**SELECTED PASSAGE:**
----

The main criticism that is raised against UKA is the higher revisions rates that are seen after UKR compared to TKR, as demonstrated by the NJR and by a number of publications. The reason for revision may, however, not be poorer clinical outcomes, according to Liddel’s study looking at 14,000 matched patients, but rather a lower threshold for revising a UKA than a TKR. For both the surgeon and the patient, the increased surgical complexity and increased complication profile involved with TKR revision makes revision TKR an unattractive prospect. The Oxford experience is that we do not have a higher revision rate for our UKAs compared to our TKRs, and we explain this to patients. As a group, we believe that this can be explained by the fact that revision rates are inversely proportional to surgeon numbers, in terms of usage percentage, and we are high users. In addition, our strict adherence to the inclusion criteria, clinical assessment and other steps, as described in this paper, maximize our outcomes. A common criticism of the Oxford UKA is that design centre outcomes cannot be replicated; however, our Danish colleagues have worked hard over the last 20 years to follow our approach, and in doing so have reduced their revision rates for UKR to near those of TKRs across the whole national registry.
Intraoperative considerations
The Oxford UKA technical guide is an excellent tool for walking surgeons through the steps of performing surgery, but intra-operative success is more than just operating. In Oxford, great attention is paid to preoperative positioning, limb preparation, appropriate prophylactic antibiotic infusion and analgesia. The Oxford leg holder ( Figure 4 ) is a specifically designed device to enable optimal position of the leg to perform an Oxford UKA.

----

**EXTRACTED RECORDS:**
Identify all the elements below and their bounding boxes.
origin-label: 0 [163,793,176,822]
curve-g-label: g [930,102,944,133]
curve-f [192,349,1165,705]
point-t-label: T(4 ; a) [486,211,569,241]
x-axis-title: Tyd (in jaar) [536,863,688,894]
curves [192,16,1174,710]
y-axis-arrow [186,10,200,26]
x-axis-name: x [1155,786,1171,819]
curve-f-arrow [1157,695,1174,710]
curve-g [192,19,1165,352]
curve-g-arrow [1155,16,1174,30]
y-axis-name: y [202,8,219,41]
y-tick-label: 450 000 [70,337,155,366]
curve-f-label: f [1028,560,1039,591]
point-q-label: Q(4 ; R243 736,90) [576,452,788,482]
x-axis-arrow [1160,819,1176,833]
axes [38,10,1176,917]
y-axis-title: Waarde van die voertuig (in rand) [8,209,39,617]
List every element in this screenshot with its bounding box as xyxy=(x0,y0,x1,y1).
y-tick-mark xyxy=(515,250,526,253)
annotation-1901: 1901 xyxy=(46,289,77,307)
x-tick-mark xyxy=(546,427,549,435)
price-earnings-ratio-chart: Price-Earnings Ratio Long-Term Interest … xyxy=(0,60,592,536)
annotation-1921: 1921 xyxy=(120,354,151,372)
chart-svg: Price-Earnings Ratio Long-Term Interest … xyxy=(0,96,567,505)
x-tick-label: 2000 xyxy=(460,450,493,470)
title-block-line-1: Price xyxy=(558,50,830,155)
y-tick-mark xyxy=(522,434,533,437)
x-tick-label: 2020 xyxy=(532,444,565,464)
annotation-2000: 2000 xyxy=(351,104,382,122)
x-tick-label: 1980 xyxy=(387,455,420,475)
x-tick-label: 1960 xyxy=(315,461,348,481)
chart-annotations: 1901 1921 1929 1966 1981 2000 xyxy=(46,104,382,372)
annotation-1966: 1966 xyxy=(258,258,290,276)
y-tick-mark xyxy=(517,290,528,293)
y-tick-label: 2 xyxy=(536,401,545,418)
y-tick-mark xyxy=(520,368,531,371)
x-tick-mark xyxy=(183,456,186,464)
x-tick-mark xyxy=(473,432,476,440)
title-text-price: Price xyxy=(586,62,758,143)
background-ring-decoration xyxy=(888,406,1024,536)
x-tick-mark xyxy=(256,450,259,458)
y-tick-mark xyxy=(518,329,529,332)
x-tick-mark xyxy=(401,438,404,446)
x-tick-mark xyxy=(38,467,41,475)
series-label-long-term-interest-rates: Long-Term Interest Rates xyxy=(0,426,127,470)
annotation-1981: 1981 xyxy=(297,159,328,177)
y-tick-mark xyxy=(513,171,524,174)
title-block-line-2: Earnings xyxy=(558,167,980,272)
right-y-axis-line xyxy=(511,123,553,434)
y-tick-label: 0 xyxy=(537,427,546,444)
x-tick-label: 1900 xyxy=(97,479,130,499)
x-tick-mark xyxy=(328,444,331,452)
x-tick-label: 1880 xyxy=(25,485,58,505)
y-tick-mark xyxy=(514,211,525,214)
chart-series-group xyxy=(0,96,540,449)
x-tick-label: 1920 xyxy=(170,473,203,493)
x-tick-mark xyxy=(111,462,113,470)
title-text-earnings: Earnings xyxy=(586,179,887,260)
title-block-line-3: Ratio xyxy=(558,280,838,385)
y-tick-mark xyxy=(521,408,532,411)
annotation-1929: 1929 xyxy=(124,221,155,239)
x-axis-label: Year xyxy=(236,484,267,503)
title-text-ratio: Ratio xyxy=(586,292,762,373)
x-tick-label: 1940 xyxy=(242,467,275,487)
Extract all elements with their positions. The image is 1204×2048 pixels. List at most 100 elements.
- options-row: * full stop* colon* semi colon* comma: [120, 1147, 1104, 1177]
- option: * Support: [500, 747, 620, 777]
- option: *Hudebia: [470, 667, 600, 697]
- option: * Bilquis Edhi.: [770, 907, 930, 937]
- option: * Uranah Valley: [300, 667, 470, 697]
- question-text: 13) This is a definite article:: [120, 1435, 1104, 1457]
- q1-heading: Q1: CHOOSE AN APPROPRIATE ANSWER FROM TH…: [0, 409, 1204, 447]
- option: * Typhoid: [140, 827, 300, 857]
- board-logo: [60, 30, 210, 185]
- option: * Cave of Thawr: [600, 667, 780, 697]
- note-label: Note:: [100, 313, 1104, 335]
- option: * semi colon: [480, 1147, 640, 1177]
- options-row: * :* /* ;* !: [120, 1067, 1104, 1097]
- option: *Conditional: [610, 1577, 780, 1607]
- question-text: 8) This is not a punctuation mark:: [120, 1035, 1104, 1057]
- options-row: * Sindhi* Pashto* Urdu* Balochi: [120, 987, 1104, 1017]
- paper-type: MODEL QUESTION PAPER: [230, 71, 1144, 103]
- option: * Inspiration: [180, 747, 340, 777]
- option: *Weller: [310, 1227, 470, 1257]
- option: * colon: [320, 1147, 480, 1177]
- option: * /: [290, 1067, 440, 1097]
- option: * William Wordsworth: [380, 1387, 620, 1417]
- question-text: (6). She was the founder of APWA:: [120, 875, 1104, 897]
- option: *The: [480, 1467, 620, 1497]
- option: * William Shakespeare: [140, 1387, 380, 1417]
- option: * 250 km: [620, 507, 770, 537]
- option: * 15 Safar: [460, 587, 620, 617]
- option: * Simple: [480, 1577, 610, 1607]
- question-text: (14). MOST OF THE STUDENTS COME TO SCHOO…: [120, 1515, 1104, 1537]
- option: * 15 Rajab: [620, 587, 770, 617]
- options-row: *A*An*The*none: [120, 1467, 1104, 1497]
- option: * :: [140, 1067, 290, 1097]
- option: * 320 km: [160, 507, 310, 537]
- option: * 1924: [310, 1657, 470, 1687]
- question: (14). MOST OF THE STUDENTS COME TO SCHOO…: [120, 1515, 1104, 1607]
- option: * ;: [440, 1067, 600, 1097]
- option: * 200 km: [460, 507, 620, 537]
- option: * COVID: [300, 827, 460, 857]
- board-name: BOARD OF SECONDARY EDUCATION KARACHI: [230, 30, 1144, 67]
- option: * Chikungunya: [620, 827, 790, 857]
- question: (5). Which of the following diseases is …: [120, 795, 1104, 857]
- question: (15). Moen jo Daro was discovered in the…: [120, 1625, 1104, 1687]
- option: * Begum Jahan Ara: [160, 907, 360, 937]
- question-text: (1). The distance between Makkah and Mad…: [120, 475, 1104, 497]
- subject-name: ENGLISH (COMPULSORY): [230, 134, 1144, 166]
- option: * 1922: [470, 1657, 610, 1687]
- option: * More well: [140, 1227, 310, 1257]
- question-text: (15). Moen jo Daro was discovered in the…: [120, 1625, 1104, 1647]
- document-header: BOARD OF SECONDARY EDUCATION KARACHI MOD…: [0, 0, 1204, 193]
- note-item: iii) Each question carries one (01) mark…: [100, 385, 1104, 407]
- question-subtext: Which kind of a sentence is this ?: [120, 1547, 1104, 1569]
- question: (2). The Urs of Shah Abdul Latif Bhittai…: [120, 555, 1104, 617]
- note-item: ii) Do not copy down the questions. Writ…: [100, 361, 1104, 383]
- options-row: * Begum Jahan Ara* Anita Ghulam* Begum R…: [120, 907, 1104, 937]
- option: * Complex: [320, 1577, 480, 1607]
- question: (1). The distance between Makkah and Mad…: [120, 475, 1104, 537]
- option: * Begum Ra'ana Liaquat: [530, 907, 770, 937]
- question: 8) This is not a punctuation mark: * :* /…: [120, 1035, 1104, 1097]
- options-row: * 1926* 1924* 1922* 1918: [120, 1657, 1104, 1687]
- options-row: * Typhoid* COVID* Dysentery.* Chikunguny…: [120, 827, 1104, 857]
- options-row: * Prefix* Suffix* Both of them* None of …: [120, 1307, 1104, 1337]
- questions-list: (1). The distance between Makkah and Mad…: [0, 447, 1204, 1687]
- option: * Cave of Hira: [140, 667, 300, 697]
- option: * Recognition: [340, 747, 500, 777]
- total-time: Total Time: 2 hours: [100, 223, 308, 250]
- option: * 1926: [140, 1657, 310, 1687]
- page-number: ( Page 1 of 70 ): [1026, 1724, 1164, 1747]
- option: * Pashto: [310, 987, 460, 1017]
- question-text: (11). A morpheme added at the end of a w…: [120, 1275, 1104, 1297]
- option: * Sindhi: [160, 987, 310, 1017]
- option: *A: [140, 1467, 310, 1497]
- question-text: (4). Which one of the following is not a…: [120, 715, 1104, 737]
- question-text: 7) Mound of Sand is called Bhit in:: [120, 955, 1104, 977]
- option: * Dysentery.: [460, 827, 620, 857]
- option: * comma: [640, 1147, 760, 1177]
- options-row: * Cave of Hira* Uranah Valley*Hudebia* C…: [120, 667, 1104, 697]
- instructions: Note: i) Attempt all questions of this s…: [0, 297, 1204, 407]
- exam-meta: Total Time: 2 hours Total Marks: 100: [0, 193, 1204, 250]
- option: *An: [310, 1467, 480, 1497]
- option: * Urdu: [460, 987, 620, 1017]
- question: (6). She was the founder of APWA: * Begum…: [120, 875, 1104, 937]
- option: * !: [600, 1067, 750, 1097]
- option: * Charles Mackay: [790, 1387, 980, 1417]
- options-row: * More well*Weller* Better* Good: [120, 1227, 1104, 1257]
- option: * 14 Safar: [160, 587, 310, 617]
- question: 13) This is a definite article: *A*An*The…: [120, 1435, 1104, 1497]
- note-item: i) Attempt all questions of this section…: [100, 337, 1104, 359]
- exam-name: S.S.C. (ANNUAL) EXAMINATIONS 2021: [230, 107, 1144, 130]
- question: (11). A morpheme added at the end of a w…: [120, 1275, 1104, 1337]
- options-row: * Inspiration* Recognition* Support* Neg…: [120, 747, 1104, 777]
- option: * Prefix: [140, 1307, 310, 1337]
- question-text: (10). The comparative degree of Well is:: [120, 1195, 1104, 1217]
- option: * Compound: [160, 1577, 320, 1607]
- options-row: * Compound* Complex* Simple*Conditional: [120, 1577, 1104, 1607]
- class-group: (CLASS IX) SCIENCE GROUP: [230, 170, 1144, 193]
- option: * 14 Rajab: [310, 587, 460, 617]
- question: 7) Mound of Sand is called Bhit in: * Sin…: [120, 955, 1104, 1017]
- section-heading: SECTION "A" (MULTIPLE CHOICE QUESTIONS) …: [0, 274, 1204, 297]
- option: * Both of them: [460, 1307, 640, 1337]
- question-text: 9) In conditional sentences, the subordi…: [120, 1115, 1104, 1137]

----

**EXERCISE INSTRUCTIONS:** In the knee arthroplasty text, how many matched patients did Liddel's study look at?

**EXERCISE SOLUTION:** 14,000 matched patients.